RE: [saag] RE: No need for SHA-2 Packet Authentication - Open Let ter to the WG a nd Area Directors

["Hallam-Baker, Phillip" <pbaker@xxxxxxxxxxxx>]

This discussion is futile.

If USG want to make a requirement in this area it is up to the USG to make
the request to the working group, in particular it is the responsibility of
NIST which has the primary responsibility for liasing with standards
organizations.


	Phill

> -----Original Message-----
> From: RJ Atkinson [mailto:rja@xxxxxxxxxxxxxxxxxxx]
> Sent: Monday, July 22, 2002 6:14 PM
> To: Hallam-Baker, Phillip
> Cc: IPSec Working Group; SAAG
> Subject: Re: [saag] RE: No need for SHA-2 Packet Authentication - Open
> Let ter to the WG a nd Area Directors
> 
> 
> 
> On Monday, July 22, 2002, at 01:39 , Hallam-Baker, Phillip wrote:
> > Given that the only party for whom SHA-256 use is 
> postulated as being
> > mandated is the US federal government, has anyone from the 
> US federal 
> > govt.
> > actually stated that they intend to make SHA-256 a requirement over 
> > SHA-1?
> 
> Yes.  I've heard from USG folks that NIST will be making 
> SHA-256 a FIPS
> requirement (in at least some situations).  I don't know whether or 
> claim that
> such a decision would necessarily mean deprecating SHA-1.  My own 
> assumption
> is that more than one hash could co-exist, each with its own uses.
> 
> > My understanding is that the new SHA hashes are 
> supplemental to SHA-1 
> > and
> > that the accreditation for SHA-1 is unaffected (at least for the
> > moment).Certainly one would hope to see DSA updated before SHA-1 is
> > withdrawn!
> 
> Requiring FOO in some applications would not necessarily imply 
> deprecating BAR.
> I think you are coupling things together that are not 
> necessarily coupled
> in the quoted text above.
> 
> But, as I noted originally, USG customers might prefer SHA-256 over 
> SHA-1-bis
> regardless of what the IETF says is an IETF standard.
> 
> Ran
> rja@xxxxxxxxxxxxxxxxxxx
>

== EXERCISES TO COMPLETE ==
a) Condense the paragraph of the thread that begins "If USG want to make a requirement" into a single shorter sentence that keeps its main facts.
b) Copy the thread word for word, from "If USG want" up to and including "organizations.".

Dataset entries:
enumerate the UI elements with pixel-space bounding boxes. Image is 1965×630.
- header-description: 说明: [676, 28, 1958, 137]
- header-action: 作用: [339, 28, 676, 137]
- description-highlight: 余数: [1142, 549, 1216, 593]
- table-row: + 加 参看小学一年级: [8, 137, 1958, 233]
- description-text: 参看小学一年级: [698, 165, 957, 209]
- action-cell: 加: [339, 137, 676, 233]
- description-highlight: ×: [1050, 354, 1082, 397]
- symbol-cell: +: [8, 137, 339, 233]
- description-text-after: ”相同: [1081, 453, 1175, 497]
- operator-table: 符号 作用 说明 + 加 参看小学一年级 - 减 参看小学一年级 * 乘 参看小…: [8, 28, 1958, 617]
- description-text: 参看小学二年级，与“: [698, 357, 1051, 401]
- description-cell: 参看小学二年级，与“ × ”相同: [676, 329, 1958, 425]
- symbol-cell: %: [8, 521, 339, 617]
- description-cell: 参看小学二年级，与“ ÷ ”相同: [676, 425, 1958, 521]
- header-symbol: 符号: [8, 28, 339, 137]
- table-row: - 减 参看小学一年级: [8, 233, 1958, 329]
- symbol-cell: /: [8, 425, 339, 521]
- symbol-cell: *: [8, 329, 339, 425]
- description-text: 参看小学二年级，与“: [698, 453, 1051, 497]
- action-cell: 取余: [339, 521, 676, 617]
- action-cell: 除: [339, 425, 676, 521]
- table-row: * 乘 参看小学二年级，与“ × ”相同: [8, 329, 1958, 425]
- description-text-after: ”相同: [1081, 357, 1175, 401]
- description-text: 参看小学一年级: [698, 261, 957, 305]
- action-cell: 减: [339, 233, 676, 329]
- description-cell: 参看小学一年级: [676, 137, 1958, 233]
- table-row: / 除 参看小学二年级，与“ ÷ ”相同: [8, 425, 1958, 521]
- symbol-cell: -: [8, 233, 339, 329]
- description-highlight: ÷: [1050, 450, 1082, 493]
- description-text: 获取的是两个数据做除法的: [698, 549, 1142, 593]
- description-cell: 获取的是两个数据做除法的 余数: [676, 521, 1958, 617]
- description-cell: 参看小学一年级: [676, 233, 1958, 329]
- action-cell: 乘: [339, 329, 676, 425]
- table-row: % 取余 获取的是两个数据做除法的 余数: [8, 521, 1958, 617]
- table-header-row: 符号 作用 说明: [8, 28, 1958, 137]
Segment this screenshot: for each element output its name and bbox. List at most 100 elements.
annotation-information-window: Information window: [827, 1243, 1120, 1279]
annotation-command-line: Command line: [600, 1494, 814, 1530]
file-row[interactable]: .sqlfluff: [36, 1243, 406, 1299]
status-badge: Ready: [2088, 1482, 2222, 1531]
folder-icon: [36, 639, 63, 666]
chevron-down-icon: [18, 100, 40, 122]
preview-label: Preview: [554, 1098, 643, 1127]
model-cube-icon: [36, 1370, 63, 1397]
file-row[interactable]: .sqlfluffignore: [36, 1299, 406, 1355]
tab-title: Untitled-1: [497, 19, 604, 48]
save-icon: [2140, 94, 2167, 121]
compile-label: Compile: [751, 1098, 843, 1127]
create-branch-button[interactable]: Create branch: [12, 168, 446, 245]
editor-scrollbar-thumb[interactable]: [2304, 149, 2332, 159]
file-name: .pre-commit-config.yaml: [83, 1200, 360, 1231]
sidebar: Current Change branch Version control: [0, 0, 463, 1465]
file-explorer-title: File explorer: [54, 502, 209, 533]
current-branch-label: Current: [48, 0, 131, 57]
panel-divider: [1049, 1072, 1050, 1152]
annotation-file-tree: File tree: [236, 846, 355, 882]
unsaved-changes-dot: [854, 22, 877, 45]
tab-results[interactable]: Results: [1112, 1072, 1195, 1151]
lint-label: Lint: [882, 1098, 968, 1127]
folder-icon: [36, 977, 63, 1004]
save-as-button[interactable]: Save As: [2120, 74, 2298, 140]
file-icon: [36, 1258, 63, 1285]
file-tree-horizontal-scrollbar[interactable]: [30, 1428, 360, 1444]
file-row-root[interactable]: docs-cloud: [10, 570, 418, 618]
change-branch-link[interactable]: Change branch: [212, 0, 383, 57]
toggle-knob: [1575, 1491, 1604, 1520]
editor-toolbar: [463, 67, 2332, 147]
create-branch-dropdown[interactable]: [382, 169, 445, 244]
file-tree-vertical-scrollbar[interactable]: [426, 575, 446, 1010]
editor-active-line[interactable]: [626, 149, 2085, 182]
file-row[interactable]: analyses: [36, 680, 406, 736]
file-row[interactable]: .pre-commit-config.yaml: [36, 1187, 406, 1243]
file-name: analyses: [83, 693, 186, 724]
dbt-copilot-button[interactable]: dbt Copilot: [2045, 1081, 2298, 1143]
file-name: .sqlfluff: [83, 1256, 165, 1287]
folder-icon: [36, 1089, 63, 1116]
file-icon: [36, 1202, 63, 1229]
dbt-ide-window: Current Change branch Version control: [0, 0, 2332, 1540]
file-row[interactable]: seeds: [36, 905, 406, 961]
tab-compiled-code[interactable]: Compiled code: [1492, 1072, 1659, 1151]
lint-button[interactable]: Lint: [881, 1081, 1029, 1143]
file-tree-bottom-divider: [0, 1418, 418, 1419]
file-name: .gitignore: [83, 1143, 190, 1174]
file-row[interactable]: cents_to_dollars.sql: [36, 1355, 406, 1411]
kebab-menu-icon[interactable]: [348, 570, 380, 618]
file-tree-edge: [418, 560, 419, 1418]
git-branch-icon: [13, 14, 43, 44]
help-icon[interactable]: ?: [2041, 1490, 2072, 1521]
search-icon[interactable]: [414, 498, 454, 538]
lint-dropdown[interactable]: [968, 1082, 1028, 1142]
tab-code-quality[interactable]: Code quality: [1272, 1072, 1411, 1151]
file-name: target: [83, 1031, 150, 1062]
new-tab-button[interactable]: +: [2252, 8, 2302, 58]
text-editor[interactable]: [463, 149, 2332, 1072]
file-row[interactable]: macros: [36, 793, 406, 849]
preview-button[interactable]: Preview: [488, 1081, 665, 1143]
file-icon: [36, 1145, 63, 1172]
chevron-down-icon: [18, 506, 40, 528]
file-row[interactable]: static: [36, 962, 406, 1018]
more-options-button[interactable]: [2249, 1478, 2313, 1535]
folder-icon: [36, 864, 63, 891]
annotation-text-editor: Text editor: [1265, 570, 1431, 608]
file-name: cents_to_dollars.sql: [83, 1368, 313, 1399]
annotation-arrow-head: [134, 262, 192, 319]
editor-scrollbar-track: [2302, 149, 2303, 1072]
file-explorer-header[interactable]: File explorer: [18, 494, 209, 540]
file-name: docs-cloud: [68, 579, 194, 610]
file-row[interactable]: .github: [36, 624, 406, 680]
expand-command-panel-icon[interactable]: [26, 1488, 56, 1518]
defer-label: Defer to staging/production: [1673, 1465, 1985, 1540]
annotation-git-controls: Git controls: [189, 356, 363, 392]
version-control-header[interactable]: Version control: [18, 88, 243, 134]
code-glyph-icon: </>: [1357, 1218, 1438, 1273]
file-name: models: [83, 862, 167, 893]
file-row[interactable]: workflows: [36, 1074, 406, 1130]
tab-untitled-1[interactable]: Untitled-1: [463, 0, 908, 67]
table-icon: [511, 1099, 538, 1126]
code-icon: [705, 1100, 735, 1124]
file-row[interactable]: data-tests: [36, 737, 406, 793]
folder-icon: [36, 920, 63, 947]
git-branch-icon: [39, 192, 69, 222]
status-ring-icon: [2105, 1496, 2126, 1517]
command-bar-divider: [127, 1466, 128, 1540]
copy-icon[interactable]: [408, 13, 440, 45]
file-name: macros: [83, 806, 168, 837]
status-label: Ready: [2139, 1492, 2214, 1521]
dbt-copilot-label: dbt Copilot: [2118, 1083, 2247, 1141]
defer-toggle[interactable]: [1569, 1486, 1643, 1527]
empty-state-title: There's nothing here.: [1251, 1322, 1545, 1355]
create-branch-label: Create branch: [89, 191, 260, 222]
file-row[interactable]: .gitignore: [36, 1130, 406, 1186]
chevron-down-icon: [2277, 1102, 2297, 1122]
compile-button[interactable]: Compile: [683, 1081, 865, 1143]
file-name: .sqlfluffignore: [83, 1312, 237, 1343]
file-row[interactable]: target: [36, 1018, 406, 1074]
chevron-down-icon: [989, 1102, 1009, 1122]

== SET OF ANSWERS ==
a) Any USG requirement in this area has to be requested from the working group by the USG itself, mainly by NIST, which has primary responsibility for dealing with standards organizations.

b)
If USG want to make a requirement in this area it is up to the USG to make
the request to the working group, in particular it is the responsibility of
NIST which has the primary responsibility for liasing with standards
organizations.